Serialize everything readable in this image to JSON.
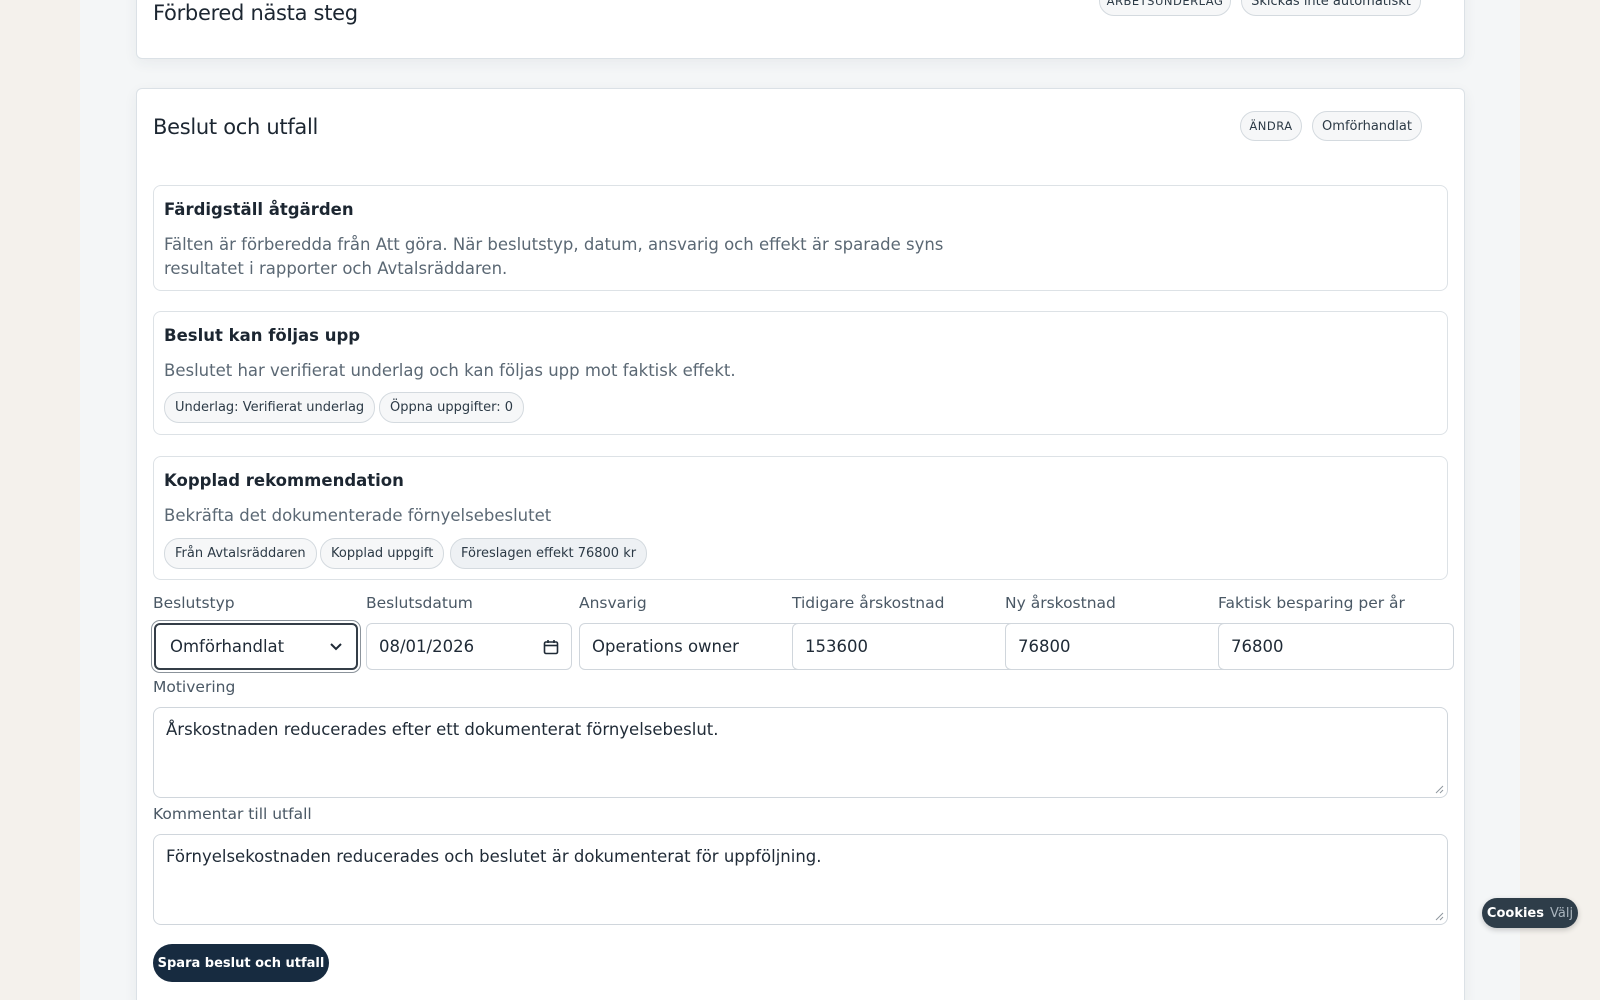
{
  "top_card": {
    "title": "Förbered nästa steg",
    "badge_type": "Arbetsunderlag",
    "badge_status": "Skickas inte automatiskt"
  },
  "main_card": {
    "title": "Beslut och utfall",
    "badge_type": "Ändra",
    "badge_status": "Omförhandlat"
  },
  "finish_box": {
    "title": "Färdigställ åtgärden",
    "text_line1": "Fälten är förberedda från Att göra. När beslutstyp, datum, ansvarig och effekt är sparade syns",
    "text_line2": "resultatet i rapporter och Avtalsräddaren."
  },
  "followup_box": {
    "title": "Beslut kan följas upp",
    "text": "Beslutet har verifierat underlag och kan följas upp mot faktisk effekt.",
    "chips": [
      "Underlag: Verifierat underlag",
      "Öppna uppgifter: 0"
    ]
  },
  "recommendation_box": {
    "title": "Kopplad rekommendation",
    "text": "Bekräfta det dokumenterade förnyelsebeslutet",
    "chips": [
      "Från Avtalsräddaren",
      "Kopplad uppgift",
      "Föreslagen effekt 76800 kr"
    ]
  },
  "fields": {
    "decision_type": {
      "label": "Beslutstyp",
      "value": "Omförhandlat"
    },
    "decision_date": {
      "label": "Beslutsdatum",
      "value": "08/01/2026"
    },
    "responsible": {
      "label": "Ansvarig",
      "value": "Operations owner"
    },
    "previous_cost": {
      "label": "Tidigare årskostnad",
      "value": "153600"
    },
    "new_cost": {
      "label": "Ny årskostnad",
      "value": "76800"
    },
    "actual_saving": {
      "label": "Faktisk besparing per år",
      "value": "76800"
    }
  },
  "motivation": {
    "label": "Motivering",
    "value": "Årskostnaden reducerades efter ett dokumenterat förnyelsebeslut."
  },
  "outcome_comment": {
    "label": "Kommentar till utfall",
    "value": "Förnyelsekostnaden reducerades och beslutet är dokumenterat för uppföljning."
  },
  "save_button": "Spara beslut och utfall",
  "cookie_banner": {
    "label": "Cookies",
    "action": "Välj"
  },
  "colors": {
    "primary_button": "#172b40",
    "page_background": "#f4f6f7",
    "cookie_background": "#2e3d49"
  }
}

══════════

**Exercise description:** Set the pictures aside and transcribe the data above exactly.

**Answer below:**
Serialize everything readable in this image to JSON.
{
  "top_card": {
    "title": "Förbered nästa steg",
    "badge_type": "Arbetsunderlag",
    "badge_status": "Skickas inte automatiskt"
  },
  "main_card": {
    "title": "Beslut och utfall",
    "badge_type": "Ändra",
    "badge_status": "Omförhandlat"
  },
  "finish_box": {
    "title": "Färdigställ åtgärden",
    "text_line1": "Fälten är förberedda från Att göra. När beslutstyp, datum, ansvarig och effekt är sparade syns",
    "text_line2": "resultatet i rapporter och Avtalsräddaren."
  },
  "followup_box": {
    "title": "Beslut kan följas upp",
    "text": "Beslutet har verifierat underlag och kan följas upp mot faktisk effekt.",
    "chips": [
      "Underlag: Verifierat underlag",
      "Öppna uppgifter: 0"
    ]
  },
  "recommendation_box": {
    "title": "Kopplad rekommendation",
    "text": "Bekräfta det dokumenterade förnyelsebeslutet",
    "chips": [
      "Från Avtalsräddaren",
      "Kopplad uppgift",
      "Föreslagen effekt 76800 kr"
    ]
  },
  "fields": {
    "decision_type": {
      "label": "Beslutstyp",
      "value": "Omförhandlat"
    },
    "decision_date": {
      "label": "Beslutsdatum",
      "value": "08/01/2026"
    },
    "responsible": {
      "label": "Ansvarig",
      "value": "Operations owner"
    },
    "previous_cost": {
      "label": "Tidigare årskostnad",
      "value": "153600"
    },
    "new_cost": {
      "label": "Ny årskostnad",
      "value": "76800"
    },
    "actual_saving": {
      "label": "Faktisk besparing per år",
      "value": "76800"
    }
  },
  "motivation": {
    "label": "Motivering",
    "value": "Årskostnaden reducerades efter ett dokumenterat förnyelsebeslut."
  },
  "outcome_comment": {
    "label": "Kommentar till utfall",
    "value": "Förnyelsekostnaden reducerades och beslutet är dokumenterat för uppföljning."
  },
  "save_button": "Spara beslut och utfall",
  "cookie_banner": {
    "label": "Cookies",
    "action": "Välj"
  },
  "colors": {
    "primary_button": "#172b40",
    "page_background": "#f4f6f7",
    "cookie_background": "#2e3d49"
  }
}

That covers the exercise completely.